## EXERCISE REQUIREMENTS:
Extract from the listing each line in which the word "κουβουκλείου" appears.

(Dataset items)

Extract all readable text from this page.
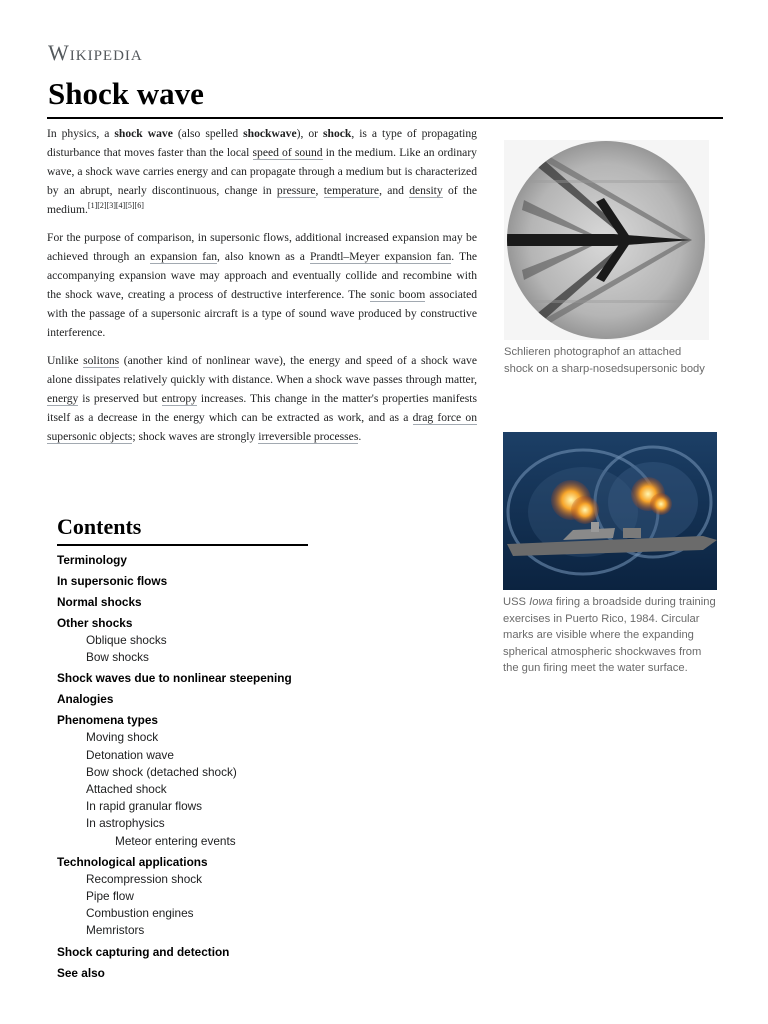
Wikipedia
Shock wave

In physics, a shock wave (also spelled shockwave), or shock, is a type of propagating disturbance that moves faster than the local speed of sound in the medium. Like an ordinary wave, a shock wave carries energy and can propagate through a medium but is characterized by an abrupt, nearly discontinuous, change in pressure, temperature, and density of the medium.[1][2][3][4][5][6]

For the purpose of comparison, in supersonic flows, additional increased expansion may be achieved through an expansion fan, also known as a Prandtl–Meyer expansion fan. The accompanying expansion wave may approach and eventually collide and recombine with the shock wave, creating a process of destructive interference. The sonic boom associated with the passage of a supersonic aircraft is a type of sound wave produced by constructive interference.

Unlike solitons (another kind of nonlinear wave), the energy and speed of a shock wave alone dissipates relatively quickly with distance. When a shock wave passes through matter, energy is preserved but entropy increases. This change in the matter's properties manifests itself as a decrease in the energy which can be extracted as work, and as a drag force on supersonic objects; shock waves are strongly irreversible processes.

Schlieren photographof an attached shock on a sharp-nosedsupersonic body
USS Iowa firing a broadside during training exercises in Puerto Rico, 1984. Circular marks are visible where the expanding spherical atmospheric shockwaves from the gun firing meet the water surface.
Contents
Terminology
In supersonic flows
Normal shocks
Other shocks
Oblique shocks
Bow shocks
Shock waves due to nonlinear steepening
Analogies
Phenomena types
Moving shock
Detonation wave
Bow shock (detached shock)
Attached shock
In rapid granular flows
In astrophysics
Meteor entering events
Technological applications
Recompression shock
Pipe flow
Combustion engines
Memristors
Shock capturing and detection
See also
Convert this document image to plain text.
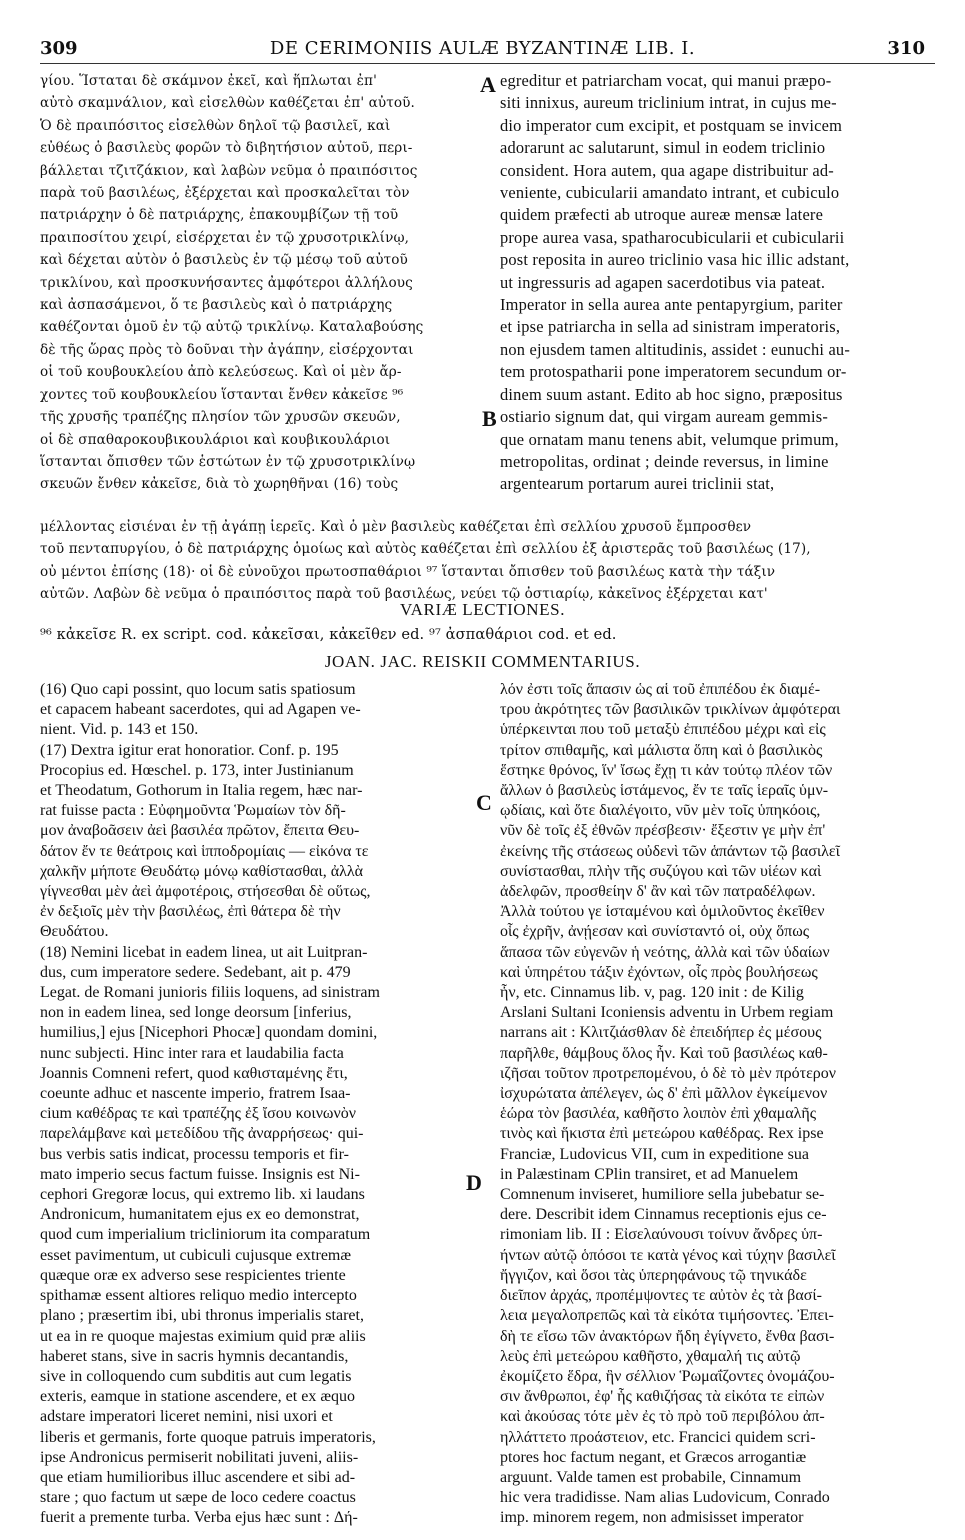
309	DE CERIMONIIS AULÆ BYZANTINÆ LIB. I.	310
γίου. Ἵσταται δὲ σκάμνον ἐκεῖ, καὶ ἥπλωται ἐπ'
αὐτὸ σκαμνάλιον, καὶ εἰσελθὼν καθέζεται ἐπ' αὐτοῦ.
Ὁ δὲ πραιπόσιτος εἰσελθὼν δηλοῖ τῷ βασιλεῖ, καὶ
εὐθέως ὁ βασιλεὺς φορῶν τὸ διβητήσιον αὐτοῦ, περι-
βάλλεται τζιτζάκιον, καὶ λαβὼν νεῦμα ὁ πραιπόσιτος
παρὰ τοῦ βασιλέως, ἐξέρχεται καὶ προσκαλεῖται τὸν
πατριάρχην ὁ δὲ πατριάρχης, ἐπακουμβίζων τῇ τοῦ
πραιποσίτου χειρί, εἰσέρχεται ἐν τῷ χρυσοτρικλίνῳ,
καὶ δέχεται αὐτὸν ὁ βασιλεὺς ἐν τῷ μέσῳ τοῦ αὐτοῦ
τρικλίνου, καὶ προσκυνήσαντες ἀμφότεροι ἀλλήλους
καὶ ἀσπασάμενοι, ὅ τε βασιλεὺς καὶ ὁ πατριάρχης
καθέζονται ὁμοῦ ἐν τῷ αὐτῷ τρικλίνῳ. Καταλαβούσης
δὲ τῆς ὥρας πρὸς τὸ δοῦναι τὴν ἀγάπην, εἰσέρχονται
οἱ τοῦ κουβουκλείου ἀπὸ κελεύσεως. Καὶ οἱ μὲν ἄρ-
χοντες τοῦ κουβουκλείου ἵστανται ἔνθεν κἀκεῖσε ⁹⁶
τῆς χρυσῆς τραπέζης πλησίον τῶν χρυσῶν σκευῶν,
οἱ δὲ σπαθαροκουβικουλάριοι καὶ κουβικουλάριοι
ἵστανται ὄπισθεν τῶν ἑστώτων ἐν τῷ χρυσοτρικλίνῳ
σκευῶν ἔνθεν κἀκεῖσε, διὰ τὸ χωρηθῆναι (16) τοὺς
egreditur et patriarcham vocat, qui manui præpo-
siti innixus, aureum triclinium intrat, in cujus me-
dio imperator cum excipit, et postquam se invicem
adorarunt ac salutarunt, simul in eodem triclinio
consident. Hora autem, qua agape distribuitur ad-
veniente, cubicularii amandato intrant, et cubiculo
quidem præfecti ab utroque aureæ mensæ latere
prope aurea vasa, spatharocubicularii et cubicularii
post reposita in aureo triclinio vasa hic illic adstant,
ut ingressuris ad agapen sacerdotibus via pateat.
Imperator in sella aurea ante pentapyrgium, pariter
et ipse patriarcha in sella ad sinistram imperatoris,
non ejusdem tamen altitudinis, assidet : eunuchi au-
tem protospatharii pone imperatorem secundum or-
dinem suum astant. Edito ab hoc signo, præpositus
ostiario signum dat, qui virgam auream gemmis-
que ornatam manu tenens abit, velumque primum,
metropolitas, ordinat ; deinde reversus, in limine
argentearum portarum aurei triclinii stat,
A
B
μέλλοντας εἰσιέναι ἐν τῇ ἀγάπῃ ἱερεῖς. Καὶ ὁ μὲν βασιλεὺς καθέζεται ἐπὶ σελλίου χρυσοῦ ἔμπροσθεν
τοῦ πενταπυργίου, ὁ δὲ πατριάρχης ὁμοίως καὶ αὐτὸς καθέζεται ἐπὶ σελλίου ἐξ ἀριστερᾶς τοῦ βασιλέως (17),
οὐ μέντοι ἐπίσης (18)· οἱ δὲ εὐνοῦχοι πρωτοσπαθάριοι ⁹⁷ ἵστανται ὄπισθεν τοῦ βασιλέως κατὰ τὴν τάξιν
αὐτῶν. Λαβὼν δὲ νεῦμα ὁ πραιπόσιτος παρὰ τοῦ βασιλέως, νεύει τῷ ὀστιαρίῳ, κἀκεῖνος ἐξέρχεται κατ'
VARIÆ LECTIONES.
⁹⁶ κἀκεῖσε R. ex script. cod. κἀκεῖσαι, κἀκεῖθεν ed. ⁹⁷ ἀσπαθάριοι cod. et ed.
JOAN. JAC. REISKII COMMENTARIUS.
(16) Quo capi possint, quo locum satis spatiosum
et capacem habeant sacerdotes, qui ad Agapen ve-
nient. Vid. p. 143 et 150.
(17) Dextra igitur erat honoratior. Conf. p. 195
Procopius ed. Hœschel. p. 173, inter Justinianum
et Theodatum, Gothorum in Italia regem, hæc nar-
rat fuisse pacta : Εὐφημοῦντα Ῥωμαίων τὸν δῆ-
μον ἀναβοᾶσειν ἀεὶ βασιλέα πρῶτον, ἔπειτα Θευ-
δάτον ἔν τε θεάτροις καὶ ἱπποδρομίαις — εἰκόνα τε
χαλκῆν μήποτε Θευδάτῳ μόνῳ καθίστασθαι, ἀλλὰ
γίγνεσθαι μὲν ἀεὶ ἀμφοτέροις, στήσεσθαι δὲ οὕτως,
ἐν δεξιοῖς μὲν τὴν βασιλέως, ἐπὶ θάτερα δὲ τὴν
Θευδάτου.
(18) Nemini licebat in eadem linea, ut ait Luitpran-
dus, cum imperatore sedere. Sedebant, ait p. 479
Legat. de Romani junioris filiis loquens, ad sinistram
non in eadem linea, sed longe deorsum [inferius,
humilius,] ejus [Nicephori Phocæ] quondam domini,
nunc subjecti. Hinc inter rara et laudabilia facta
Joannis Comneni refert, quod καθισταμένης ἔτι,
coeunte adhuc et nascente imperio, fratrem Isaa-
cium καθέδρας τε καὶ τραπέζης ἐξ ἴσου κοινωνὸν
παρελάμβανε καὶ μετεδίδου τῆς ἀναρρήσεως· qui-
bus verbis satis indicat, processu temporis et fir-
mato imperio secus factum fuisse. Insignis est Ni-
cephori Gregoræ locus, qui extremo lib. xi laudans
Andronicum, humanitatem ejus ex eo demonstrat,
quod cum imperialium tricliniorum ita comparatum
esset pavimentum, ut cubiculi cujusque extremæ
quæque oræ ex adverso sese respicientes triente
spithamæ essent altiores reliquo medio intercepto
plano ; præsertim ibi, ubi thronus imperialis staret,
ut ea in re quoque majestas eximium quid præ aliis
haberet stans, sive in sacris hymnis decantandis,
sive in colloquendo cum subditis aut cum legatis
exteris, eamque in statione ascendere, et ex æquo
adstare imperatori liceret nemini, nisi uxori et
liberis et germanis, forte quoque patruis imperatoris,
ipse Andronicus permiserit nobilitati juveni, aliis-
que etiam humilioribus illuc ascendere et sibi ad-
stare ; quo factum ut sæpe de loco cedere coactus
fuerit a premente turba. Verba ejus hæc sunt : Δή-
λόν ἐστι τοῖς ἅπασιν ὡς αἱ τοῦ ἐπιπέδου ἐκ διαμέ-
τρου ἀκρότητες τῶν βασιλικῶν τρικλίνων ἀμφότεραι
ὑπέρκεινται που τοῦ μεταξὺ ἐπιπέδου μέχρι καὶ εἰς
τρίτον σπιθαμῆς, καὶ μάλιστα ὅπη καὶ ὁ βασιλικὸς
ἕστηκε θρόνος, ἵν' ἴσως ἔχῃ τι κἀν τούτῳ πλέον τῶν
ἄλλων ὁ βασιλεὺς ἱστάμενος, ἔν τε ταῖς ἱεραῖς ὑμν-
ῳδίαις, καὶ ὅτε διαλέγοιτο, νῦν μὲν τοῖς ὑπηκόοις,
νῦν δὲ τοῖς ἐξ ἐθνῶν πρέσβεσιν· ἔξεστιν γε μὴν ἐπ'
ἐκείνης τῆς στάσεως οὐδενὶ τῶν ἁπάντων τῷ βασιλεῖ
συνίστασθαι, πλὴν τῆς συζύγου καὶ τῶν υἱέων καὶ
ἀδελφῶν, προσθείην δ' ἂν καὶ τῶν πατραδέλφων.
Ἀλλὰ τούτου γε ἱσταμένου καὶ ὁμιλοῦντος ἐκεῖθεν
οἷς ἐχρῆν, ἀνῄεσαν καὶ συνίσταντό οἱ, οὐχ ὅπως
ἅπασα τῶν εὐγενῶν ἡ νεότης, ἀλλὰ καὶ τῶν ὑδαίων
καὶ ὑπηρέτου τάξιν ἐχόντων, οἷς πρὸς βουλήσεως
ἦν, etc. Cinnamus lib. v, pag. 120 init : de Kilig
Arslani Sultani Iconiensis adventu in Urbem regiam
narrans ait : Κλιτζιάσθλαν δὲ ἐπειδήπερ ἐς μέσους
παρῆλθε, θάμβους ὅλος ἦν. Καὶ τοῦ βασιλέως καθ-
ιζῆσαι τοῦτον προτρεπομένου, ὁ δὲ τὸ μὲν πρότερον
ἰσχυρώτατα ἀπέλεγεν, ὡς δ' ἐπὶ μᾶλλον ἐγκείμενον
ἑώρα τὸν βασιλέα, καθῆστο λοιπὸν ἐπὶ χθαμαλῆς
τινὸς καὶ ἥκιστα ἐπὶ μετεώρου καθέδρας. Rex ipse
Franciæ, Ludovicus VII, cum in expeditione sua
in Palæstinam CPlin transiret, et ad Manuelem
Comnenum inviseret, humiliore sella jubebatur se-
dere. Describit idem Cinnamus receptionis ejus ce-
rimoniam lib. II : Εἰσελαύνουσι τοίνυν ἄνδρες ὑπ-
ήντων αὐτῷ ὁπόσοι τε κατὰ γένος καὶ τύχην βασιλεῖ
ἤγγιζον, καὶ ὅσοι τὰς ὑπερηφάνους τῷ τηνικάδε
διεῖπον ἀρχάς, προπέμψοντες τε αὐτὸν ἐς τὰ βασί-
λεια μεγαλοπρεπῶς καὶ τὰ εἰκότα τιμήσοντες. Ἐπει-
δὴ τε εἴσω τῶν ἀνακτόρων ἤδη ἐγίγνετο, ἔνθα βασι-
λεὺς ἐπὶ μετεώρου καθῆστο, χθαμαλή τις αὐτῷ
ἐκομίζετο ἕδρα, ἣν σέλλιον Ῥωμαΐζοντες ὀνομάζου-
σιν ἄνθρωποι, ἐφ' ἧς καθιζήσας τὰ εἰκότα τε εἰπὼν
καὶ ἀκούσας τότε μὲν ἐς τὸ πρὸ τοῦ περιβόλου ἀπ-
ηλλάττετο προάστειον, etc. Francici quidem scri-
ptores hoc factum negant, et Græcos arrogantiæ
arguunt. Valde tamen est probabile, Cinnamum
hic vera tradidisse. Nam alias Ludovicum, Conrado
imp. minorem regem, non admisisset imperator
C
D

## THE OUTPUT:
οἱ τοῦ κουβουκλείου ἀπὸ κελεύσεως. Καὶ οἱ μὲν ἄρ-
χοντες τοῦ κουβουκλείου ἵστανται ἔνθεν κἀκεῖσε ⁹⁶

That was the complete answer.